WHAT TO DO: Identify every line containing the word "основной" and reproduce each one.

'''

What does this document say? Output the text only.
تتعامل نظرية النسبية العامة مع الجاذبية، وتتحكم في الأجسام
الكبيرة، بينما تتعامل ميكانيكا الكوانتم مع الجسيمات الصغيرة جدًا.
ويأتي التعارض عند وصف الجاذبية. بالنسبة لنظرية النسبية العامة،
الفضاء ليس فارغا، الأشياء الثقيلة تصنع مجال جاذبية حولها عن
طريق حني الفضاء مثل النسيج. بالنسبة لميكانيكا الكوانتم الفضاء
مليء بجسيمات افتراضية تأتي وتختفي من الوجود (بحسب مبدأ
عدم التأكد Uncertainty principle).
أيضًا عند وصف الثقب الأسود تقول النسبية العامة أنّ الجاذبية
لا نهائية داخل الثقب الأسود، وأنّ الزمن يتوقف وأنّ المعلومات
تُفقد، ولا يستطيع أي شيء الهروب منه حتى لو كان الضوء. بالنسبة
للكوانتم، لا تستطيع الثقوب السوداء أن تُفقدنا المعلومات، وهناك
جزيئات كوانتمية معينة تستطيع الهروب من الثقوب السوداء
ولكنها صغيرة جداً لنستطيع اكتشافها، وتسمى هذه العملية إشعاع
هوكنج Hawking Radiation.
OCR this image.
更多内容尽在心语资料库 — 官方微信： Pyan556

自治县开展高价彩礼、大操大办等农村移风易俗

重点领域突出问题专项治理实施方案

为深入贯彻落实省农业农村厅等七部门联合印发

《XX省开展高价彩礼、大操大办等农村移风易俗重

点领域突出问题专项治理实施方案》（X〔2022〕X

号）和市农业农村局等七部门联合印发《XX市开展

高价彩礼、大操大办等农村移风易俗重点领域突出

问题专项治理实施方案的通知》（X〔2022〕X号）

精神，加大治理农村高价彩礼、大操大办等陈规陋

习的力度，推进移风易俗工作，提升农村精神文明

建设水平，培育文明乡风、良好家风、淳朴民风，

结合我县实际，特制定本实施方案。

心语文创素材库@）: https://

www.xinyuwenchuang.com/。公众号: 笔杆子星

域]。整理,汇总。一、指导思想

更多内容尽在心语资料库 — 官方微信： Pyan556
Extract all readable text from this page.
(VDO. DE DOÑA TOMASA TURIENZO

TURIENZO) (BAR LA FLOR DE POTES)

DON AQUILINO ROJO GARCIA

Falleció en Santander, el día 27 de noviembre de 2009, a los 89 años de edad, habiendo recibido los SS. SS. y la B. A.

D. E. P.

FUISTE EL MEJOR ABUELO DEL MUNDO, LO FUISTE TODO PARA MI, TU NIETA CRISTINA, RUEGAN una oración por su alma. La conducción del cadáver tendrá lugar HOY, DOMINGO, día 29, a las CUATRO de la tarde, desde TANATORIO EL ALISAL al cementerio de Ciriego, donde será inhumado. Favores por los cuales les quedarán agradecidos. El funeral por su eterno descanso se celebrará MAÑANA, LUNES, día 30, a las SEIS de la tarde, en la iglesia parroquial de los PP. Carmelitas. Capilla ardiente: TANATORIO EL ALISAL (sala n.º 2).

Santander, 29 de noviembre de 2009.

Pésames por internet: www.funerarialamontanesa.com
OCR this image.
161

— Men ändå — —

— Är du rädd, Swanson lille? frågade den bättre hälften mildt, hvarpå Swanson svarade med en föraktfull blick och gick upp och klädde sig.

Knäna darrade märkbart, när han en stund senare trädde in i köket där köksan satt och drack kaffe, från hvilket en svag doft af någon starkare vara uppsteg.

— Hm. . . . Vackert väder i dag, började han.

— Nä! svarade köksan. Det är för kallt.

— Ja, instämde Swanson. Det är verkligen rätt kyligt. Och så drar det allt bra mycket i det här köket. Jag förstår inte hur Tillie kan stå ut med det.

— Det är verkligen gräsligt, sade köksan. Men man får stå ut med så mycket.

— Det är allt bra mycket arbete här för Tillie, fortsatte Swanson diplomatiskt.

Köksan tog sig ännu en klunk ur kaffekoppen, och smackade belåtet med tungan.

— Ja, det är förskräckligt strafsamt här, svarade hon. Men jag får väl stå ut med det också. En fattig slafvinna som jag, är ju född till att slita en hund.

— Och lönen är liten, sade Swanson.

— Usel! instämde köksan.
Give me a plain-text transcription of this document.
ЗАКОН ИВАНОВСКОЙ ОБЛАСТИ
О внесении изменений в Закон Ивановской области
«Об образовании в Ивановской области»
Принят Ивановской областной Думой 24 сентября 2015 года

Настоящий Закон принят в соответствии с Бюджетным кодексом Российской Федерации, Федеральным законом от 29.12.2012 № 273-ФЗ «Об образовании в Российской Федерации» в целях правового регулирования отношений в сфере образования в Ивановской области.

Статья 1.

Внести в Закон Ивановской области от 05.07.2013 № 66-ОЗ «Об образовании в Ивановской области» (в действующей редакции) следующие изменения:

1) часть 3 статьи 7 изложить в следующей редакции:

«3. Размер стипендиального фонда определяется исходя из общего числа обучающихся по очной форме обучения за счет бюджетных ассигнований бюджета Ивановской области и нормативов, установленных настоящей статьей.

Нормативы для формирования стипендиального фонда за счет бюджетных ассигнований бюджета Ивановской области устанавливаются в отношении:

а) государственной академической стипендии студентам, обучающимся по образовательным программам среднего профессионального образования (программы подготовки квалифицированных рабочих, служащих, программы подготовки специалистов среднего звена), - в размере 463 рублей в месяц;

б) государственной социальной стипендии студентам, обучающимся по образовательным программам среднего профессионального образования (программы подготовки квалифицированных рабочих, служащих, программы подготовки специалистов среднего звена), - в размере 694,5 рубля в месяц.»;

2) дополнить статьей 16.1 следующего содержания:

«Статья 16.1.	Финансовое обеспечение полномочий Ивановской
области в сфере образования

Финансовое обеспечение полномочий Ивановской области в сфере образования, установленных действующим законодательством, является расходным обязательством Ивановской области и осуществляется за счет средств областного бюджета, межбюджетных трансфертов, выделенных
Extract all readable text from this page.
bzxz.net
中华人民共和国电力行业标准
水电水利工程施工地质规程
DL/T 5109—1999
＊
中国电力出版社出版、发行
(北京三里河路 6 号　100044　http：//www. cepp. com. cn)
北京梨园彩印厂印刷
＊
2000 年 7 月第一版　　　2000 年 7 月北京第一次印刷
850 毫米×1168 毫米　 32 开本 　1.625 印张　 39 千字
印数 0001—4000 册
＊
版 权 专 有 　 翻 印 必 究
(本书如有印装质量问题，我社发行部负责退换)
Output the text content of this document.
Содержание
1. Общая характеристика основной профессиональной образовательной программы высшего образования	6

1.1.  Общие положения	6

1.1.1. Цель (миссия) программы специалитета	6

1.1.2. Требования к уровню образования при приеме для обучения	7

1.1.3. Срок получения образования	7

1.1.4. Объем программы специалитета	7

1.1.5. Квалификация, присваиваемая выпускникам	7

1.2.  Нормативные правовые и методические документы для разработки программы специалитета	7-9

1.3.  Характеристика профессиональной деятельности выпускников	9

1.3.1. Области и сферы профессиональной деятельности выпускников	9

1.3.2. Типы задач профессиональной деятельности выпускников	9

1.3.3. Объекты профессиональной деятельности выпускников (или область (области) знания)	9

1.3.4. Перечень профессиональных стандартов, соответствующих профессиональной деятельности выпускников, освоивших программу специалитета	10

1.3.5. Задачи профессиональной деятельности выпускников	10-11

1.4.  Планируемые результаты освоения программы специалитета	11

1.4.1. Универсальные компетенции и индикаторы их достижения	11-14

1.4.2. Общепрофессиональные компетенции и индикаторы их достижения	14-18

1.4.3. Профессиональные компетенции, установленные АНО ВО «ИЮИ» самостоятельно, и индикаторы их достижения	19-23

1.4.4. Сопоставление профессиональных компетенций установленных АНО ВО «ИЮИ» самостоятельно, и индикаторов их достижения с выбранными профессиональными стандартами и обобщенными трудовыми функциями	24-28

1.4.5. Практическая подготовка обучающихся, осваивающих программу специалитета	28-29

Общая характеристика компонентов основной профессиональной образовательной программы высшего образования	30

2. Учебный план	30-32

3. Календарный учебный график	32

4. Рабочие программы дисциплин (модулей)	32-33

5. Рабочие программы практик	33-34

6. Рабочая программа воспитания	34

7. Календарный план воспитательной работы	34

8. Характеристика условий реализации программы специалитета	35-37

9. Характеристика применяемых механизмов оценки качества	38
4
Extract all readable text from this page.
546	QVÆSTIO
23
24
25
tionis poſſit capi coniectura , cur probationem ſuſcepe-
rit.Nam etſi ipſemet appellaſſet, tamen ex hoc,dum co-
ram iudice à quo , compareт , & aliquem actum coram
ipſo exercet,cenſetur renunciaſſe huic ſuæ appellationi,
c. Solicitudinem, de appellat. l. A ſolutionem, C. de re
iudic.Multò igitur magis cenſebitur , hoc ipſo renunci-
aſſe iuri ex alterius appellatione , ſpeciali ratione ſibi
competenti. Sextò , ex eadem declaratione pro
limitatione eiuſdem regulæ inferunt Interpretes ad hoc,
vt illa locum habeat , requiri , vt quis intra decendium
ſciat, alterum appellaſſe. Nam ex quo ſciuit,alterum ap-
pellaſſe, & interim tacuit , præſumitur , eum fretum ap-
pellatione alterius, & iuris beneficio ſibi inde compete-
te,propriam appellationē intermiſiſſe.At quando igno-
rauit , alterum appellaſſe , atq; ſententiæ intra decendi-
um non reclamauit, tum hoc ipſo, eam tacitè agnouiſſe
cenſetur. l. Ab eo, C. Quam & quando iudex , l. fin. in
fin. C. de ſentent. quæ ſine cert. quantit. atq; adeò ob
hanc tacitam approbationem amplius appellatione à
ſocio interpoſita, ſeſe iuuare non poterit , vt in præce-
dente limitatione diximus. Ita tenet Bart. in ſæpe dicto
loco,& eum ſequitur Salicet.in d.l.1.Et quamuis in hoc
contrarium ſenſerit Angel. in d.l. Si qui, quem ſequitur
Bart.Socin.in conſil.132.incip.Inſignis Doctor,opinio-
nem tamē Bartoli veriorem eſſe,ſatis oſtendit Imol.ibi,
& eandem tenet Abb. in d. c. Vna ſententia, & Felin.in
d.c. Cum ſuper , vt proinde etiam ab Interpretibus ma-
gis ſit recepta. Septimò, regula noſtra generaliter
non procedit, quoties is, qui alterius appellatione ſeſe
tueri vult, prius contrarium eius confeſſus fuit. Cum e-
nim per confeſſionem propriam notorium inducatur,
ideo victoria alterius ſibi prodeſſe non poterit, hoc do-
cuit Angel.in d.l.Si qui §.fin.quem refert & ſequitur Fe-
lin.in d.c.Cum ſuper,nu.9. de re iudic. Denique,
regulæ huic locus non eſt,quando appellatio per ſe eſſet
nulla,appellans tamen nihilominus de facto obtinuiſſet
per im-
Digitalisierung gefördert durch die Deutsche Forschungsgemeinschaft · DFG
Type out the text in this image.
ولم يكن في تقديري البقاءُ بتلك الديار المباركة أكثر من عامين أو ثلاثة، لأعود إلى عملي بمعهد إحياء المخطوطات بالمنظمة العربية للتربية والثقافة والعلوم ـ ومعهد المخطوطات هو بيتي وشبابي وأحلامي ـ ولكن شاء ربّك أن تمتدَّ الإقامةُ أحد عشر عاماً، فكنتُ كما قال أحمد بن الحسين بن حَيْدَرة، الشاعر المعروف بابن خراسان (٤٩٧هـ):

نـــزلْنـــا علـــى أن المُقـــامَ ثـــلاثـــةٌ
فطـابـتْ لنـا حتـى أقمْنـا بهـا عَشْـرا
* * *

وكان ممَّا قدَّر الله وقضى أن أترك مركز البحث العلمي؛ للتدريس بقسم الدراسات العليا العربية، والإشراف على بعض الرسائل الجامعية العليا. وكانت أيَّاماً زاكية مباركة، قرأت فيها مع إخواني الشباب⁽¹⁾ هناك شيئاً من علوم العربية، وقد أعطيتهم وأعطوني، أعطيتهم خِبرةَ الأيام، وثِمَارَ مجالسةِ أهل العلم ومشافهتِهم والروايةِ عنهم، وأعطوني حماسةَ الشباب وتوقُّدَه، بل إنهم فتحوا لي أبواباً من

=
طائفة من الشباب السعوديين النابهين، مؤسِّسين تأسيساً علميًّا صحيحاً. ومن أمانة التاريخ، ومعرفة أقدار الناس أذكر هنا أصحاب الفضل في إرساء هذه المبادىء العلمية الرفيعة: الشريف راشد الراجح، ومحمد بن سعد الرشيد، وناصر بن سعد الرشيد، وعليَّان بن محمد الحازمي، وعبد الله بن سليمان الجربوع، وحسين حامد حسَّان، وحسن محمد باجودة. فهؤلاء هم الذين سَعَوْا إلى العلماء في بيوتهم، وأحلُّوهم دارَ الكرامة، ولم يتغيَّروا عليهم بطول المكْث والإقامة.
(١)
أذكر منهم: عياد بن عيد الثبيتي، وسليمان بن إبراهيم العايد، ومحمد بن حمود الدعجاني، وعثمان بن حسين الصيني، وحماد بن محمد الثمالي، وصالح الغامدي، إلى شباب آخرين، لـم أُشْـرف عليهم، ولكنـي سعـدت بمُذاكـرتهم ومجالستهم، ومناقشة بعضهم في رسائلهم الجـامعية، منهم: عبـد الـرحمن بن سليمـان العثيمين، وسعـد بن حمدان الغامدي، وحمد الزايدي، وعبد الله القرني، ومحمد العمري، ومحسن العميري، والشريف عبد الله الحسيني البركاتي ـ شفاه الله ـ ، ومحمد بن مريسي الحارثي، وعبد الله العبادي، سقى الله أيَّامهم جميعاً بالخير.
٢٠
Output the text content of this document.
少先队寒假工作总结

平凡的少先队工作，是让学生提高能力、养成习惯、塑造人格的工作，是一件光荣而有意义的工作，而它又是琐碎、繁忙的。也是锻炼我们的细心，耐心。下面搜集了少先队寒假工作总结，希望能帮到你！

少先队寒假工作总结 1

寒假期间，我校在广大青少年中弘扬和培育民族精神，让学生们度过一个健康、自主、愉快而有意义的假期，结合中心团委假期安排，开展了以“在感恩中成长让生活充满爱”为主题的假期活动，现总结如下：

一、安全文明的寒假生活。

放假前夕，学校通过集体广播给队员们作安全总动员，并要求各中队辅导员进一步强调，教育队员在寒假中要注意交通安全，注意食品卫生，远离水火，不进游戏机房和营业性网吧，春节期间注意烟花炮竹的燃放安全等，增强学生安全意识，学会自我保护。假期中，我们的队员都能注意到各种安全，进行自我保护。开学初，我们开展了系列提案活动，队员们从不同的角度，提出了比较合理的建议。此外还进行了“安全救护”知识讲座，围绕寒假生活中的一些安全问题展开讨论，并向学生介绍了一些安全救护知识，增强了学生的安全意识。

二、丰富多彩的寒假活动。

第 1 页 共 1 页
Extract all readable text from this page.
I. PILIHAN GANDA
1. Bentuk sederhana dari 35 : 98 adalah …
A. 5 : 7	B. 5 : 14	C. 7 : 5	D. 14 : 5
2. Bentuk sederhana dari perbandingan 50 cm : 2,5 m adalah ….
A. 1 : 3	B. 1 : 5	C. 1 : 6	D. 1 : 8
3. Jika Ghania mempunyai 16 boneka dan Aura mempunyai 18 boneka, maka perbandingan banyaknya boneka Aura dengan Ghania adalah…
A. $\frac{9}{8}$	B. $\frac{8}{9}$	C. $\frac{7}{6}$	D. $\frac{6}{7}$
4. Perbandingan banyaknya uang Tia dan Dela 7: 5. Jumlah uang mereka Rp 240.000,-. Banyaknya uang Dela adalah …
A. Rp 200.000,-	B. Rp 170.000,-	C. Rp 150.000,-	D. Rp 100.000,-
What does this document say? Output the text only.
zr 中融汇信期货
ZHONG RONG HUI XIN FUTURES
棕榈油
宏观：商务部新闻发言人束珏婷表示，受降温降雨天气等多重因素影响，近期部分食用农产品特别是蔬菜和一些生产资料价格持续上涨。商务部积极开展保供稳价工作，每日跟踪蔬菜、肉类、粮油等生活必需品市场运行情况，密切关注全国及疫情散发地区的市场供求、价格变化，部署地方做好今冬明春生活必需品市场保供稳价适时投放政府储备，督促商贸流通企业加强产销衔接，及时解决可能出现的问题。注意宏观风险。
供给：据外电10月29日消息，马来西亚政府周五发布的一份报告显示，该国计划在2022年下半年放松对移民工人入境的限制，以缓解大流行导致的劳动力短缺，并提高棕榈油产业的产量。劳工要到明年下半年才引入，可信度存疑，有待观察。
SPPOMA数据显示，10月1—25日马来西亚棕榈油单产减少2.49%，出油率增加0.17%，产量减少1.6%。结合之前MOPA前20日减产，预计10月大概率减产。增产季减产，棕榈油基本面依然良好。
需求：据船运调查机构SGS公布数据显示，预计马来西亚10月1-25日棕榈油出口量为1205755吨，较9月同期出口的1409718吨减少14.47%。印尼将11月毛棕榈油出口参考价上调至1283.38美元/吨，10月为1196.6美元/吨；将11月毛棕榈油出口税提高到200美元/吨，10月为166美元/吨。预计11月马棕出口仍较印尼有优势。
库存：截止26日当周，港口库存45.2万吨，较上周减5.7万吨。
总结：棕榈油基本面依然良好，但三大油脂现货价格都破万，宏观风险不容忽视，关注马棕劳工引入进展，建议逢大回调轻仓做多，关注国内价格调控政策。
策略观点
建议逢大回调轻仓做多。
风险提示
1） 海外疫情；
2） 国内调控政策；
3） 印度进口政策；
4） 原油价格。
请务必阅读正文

'''

SOLUTION TO THE PROBLEM:
1. Общая характеристика основной профессиональной образовательной программы высшего образования	6
Общая характеристика компонентов основной профессиональной образовательной программы высшего образования	30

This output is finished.